_Task goal_
Gather, from the data below, each line in which the word "está" occurs.

_Recorded data_
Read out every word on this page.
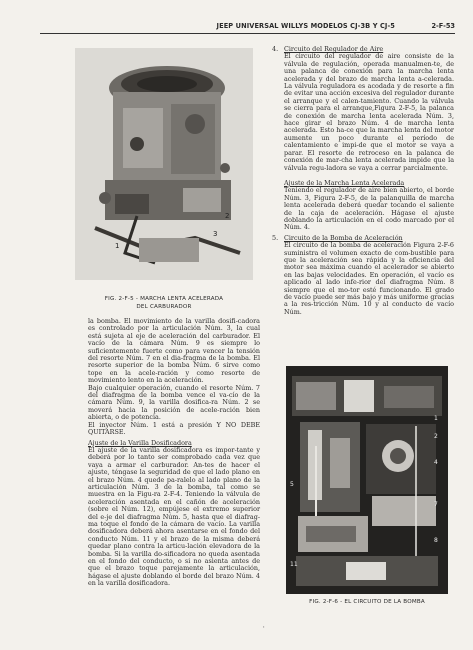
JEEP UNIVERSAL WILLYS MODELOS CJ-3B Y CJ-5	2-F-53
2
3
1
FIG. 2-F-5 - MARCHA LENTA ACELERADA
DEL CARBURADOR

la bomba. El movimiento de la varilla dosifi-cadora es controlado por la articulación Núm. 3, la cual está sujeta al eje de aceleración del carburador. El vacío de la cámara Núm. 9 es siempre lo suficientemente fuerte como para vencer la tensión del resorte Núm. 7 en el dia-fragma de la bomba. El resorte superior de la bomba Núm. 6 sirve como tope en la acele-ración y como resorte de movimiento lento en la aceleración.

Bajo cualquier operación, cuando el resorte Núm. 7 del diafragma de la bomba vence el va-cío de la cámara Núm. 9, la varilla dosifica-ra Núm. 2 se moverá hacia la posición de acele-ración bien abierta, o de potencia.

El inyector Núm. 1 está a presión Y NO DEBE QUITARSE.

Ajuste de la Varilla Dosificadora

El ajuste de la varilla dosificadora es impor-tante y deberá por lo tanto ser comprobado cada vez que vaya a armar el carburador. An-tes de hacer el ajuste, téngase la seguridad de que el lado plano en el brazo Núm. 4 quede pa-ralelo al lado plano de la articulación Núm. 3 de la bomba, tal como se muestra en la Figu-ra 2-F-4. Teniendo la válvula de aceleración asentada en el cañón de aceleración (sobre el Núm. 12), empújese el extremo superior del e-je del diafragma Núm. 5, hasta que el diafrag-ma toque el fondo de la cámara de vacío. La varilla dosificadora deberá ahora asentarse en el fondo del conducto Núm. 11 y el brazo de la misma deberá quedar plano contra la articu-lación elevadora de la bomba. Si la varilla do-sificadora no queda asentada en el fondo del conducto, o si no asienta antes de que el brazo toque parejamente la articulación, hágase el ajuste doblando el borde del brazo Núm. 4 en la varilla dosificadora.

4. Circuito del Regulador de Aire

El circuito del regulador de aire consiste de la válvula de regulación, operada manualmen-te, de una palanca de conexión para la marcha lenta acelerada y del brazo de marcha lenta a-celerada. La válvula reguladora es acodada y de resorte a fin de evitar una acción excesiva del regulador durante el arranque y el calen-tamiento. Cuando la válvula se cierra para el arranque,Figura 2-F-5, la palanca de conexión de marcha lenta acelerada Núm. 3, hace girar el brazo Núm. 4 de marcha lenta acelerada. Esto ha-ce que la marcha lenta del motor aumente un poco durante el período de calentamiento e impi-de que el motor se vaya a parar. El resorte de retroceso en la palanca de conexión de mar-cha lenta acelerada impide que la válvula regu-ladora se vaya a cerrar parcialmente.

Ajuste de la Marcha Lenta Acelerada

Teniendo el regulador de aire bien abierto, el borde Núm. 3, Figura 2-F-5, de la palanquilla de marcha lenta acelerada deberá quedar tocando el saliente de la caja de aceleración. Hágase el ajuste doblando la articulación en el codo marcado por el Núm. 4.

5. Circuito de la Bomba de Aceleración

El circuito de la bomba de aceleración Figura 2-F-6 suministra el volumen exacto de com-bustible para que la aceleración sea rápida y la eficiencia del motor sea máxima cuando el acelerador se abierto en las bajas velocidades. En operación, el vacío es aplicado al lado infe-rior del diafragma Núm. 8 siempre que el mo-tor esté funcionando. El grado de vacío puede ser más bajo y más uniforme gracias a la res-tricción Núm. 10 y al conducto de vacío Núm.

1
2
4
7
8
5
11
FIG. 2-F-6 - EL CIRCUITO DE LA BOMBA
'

_Task response_
la bomba. El movimiento de la varilla dosifi-cadora es controlado por la articulación Núm. 3, la cual está sujeta al eje de aceleración del carburador. El vacío de la cámara Núm. 9 es siempre lo suficientemente fuerte como para vencer la tensión del resorte Núm. 7 en el dia-fragma de la bomba. El resorte superior de la bomba Núm. 6 sirve como tope en la acele-ración y como resorte de movimiento lento en la aceleración.
El inyector Núm. 1 está a presión Y NO DEBE QUITARSE.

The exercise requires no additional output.